### TASK BRIEF
Using the records below, reproduce exactly the lines from the one containing "Read this page and output its text content." through the end, and nothing more; skip the images.

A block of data
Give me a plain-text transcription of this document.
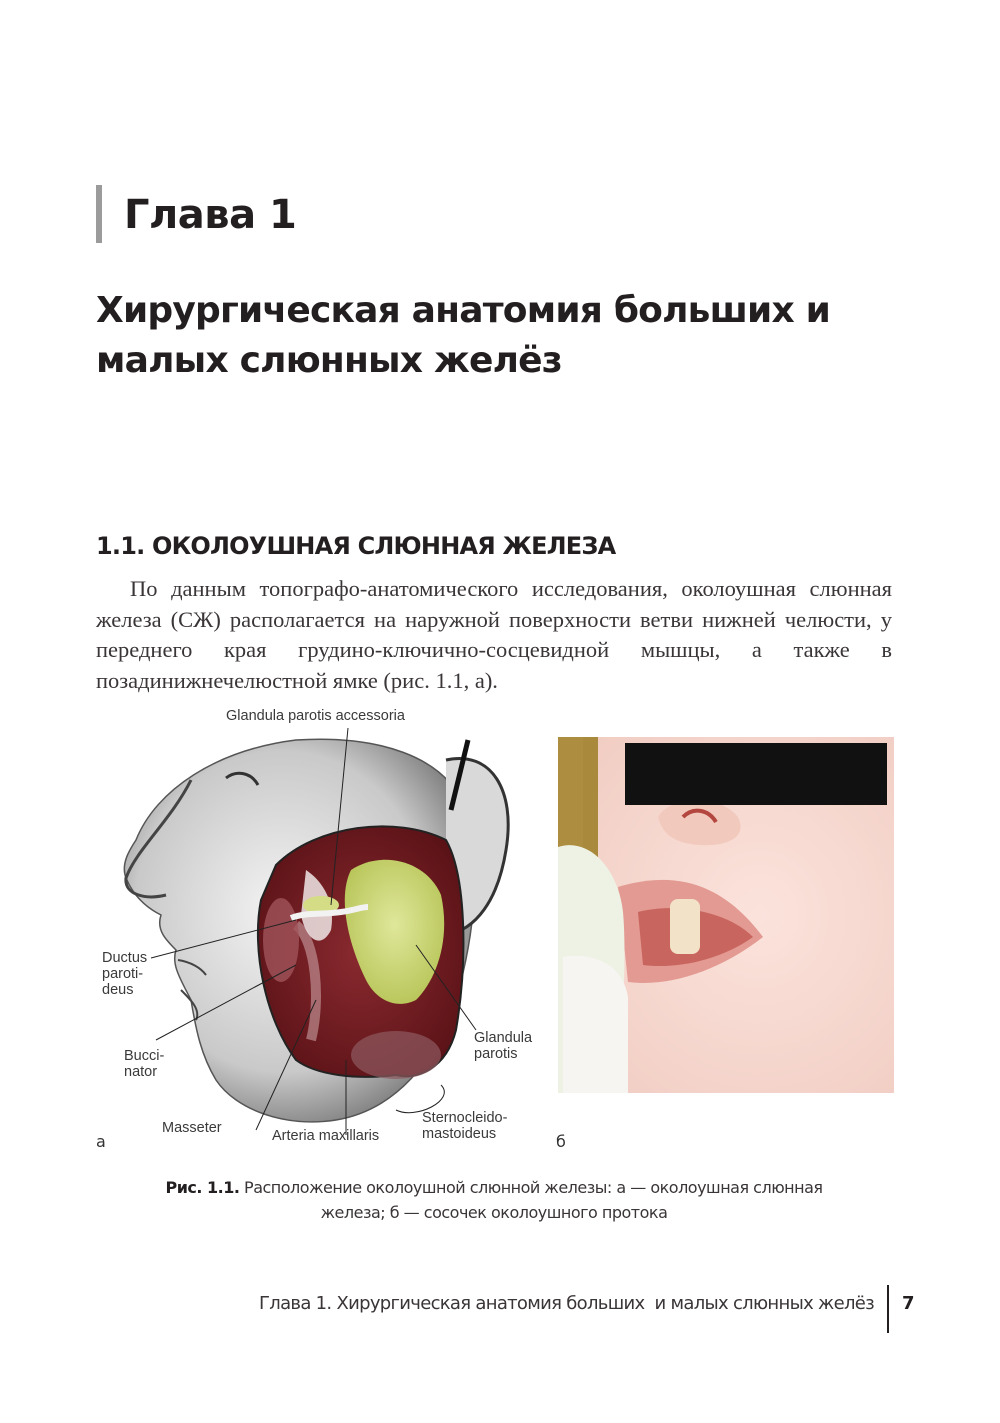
Глава 1
Хирургическая анатомия больших и малых слюнных желёз
1.1. ОКОЛОУШНАЯ СЛЮННАЯ ЖЕЛЕЗА

По данным топографо-анатомического исследования, околоушная слюнная железа (СЖ) располагается на наружной поверхности ветви нижней челюсти, у переднего края грудино-ключично-сосцевидной мышцы, а также в позадинижнечелюстной ямке (рис. 1.1, а).

Glandula parotis accessoria
Ductus
paroti-
deus
Bucci-
nator
Masseter	Arteria maxillaris
Sternocleido-
mastoideus
Glandula
parotis
а	б
Рис. 1.1. Расположение околоушной слюнной железы: а — околоушная слюнная
железа; б — сосочек околоушного протока
Глава 1. Хирургическая анатомия больших  и малых слюнных желёз 7
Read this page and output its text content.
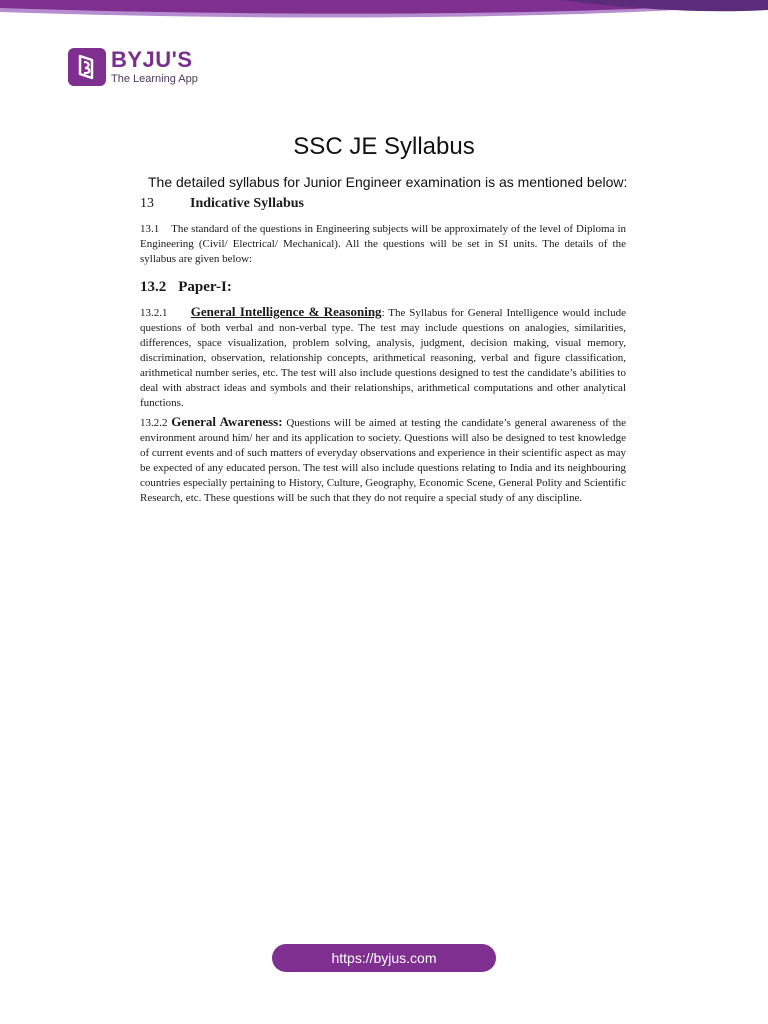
BYJU'S
The Learning App
SSC JE Syllabus
The detailed syllabus for Junior Engineer examination is as mentioned below:
13	Indicative Syllabus

13.1 The standard of the questions in Engineering subjects will be approximately of the level of Diploma in Engineering (Civil/ Electrical/ Mechanical). All the questions will be set in SI units. The details of the syllabus are given below:

13.2 Paper-I:

13.2.1 General Intelligence & Reasoning: The Syllabus for General Intelligence would include questions of both verbal and non-verbal type. The test may include questions on analogies, similarities, differences, space visualization, problem solving, analysis, judgment, decision making, visual memory, discrimination, observation, relationship concepts, arithmetical reasoning, verbal and figure classification, arithmetical number series, etc. The test will also include questions designed to test the candidate’s abilities to deal with abstract ideas and symbols and their relationships, arithmetical computations and other analytical functions.

13.2.2 General Awareness: Questions will be aimed at testing the candidate’s general awareness of the environment around him/ her and its application to society. Questions will also be designed to test knowledge of current events and of such matters of everyday observations and experience in their scientific aspect as may be expected of any educated person. The test will also include questions relating to India and its neighbouring countries especially pertaining to History, Culture, Geography, Economic Scene, General Polity and Scientific Research, etc. These questions will be such that they do not require a special study of any discipline.

https://byjus.com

### COMPLETE ANSWER
Read this page and output its text content.
BYJU'S
The Learning App
SSC JE Syllabus
The detailed syllabus for Junior Engineer examination is as mentioned below:
13	Indicative Syllabus

13.1 The standard of the questions in Engineering subjects will be approximately of the level of Diploma in Engineering (Civil/ Electrical/ Mechanical). All the questions will be set in SI units. The details of the syllabus are given below:

13.2 Paper-I:

13.2.1 General Intelligence & Reasoning: The Syllabus for General Intelligence would include questions of both verbal and non-verbal type. The test may include questions on analogies, similarities, differences, space visualization, problem solving, analysis, judgment, decision making, visual memory, discrimination, observation, relationship concepts, arithmetical reasoning, verbal and figure classification, arithmetical number series, etc. The test will also include questions designed to test the candidate’s abilities to deal with abstract ideas and symbols and their relationships, arithmetical computations and other analytical functions.

13.2.2 General Awareness: Questions will be aimed at testing the candidate’s general awareness of the environment around him/ her and its application to society. Questions will also be designed to test knowledge of current events and of such matters of everyday observations and experience in their scientific aspect as may be expected of any educated person. The test will also include questions relating to India and its neighbouring countries especially pertaining to History, Culture, Geography, Economic Scene, General Polity and Scientific Research, etc. These questions will be such that they do not require a special study of any discipline.

https://byjus.com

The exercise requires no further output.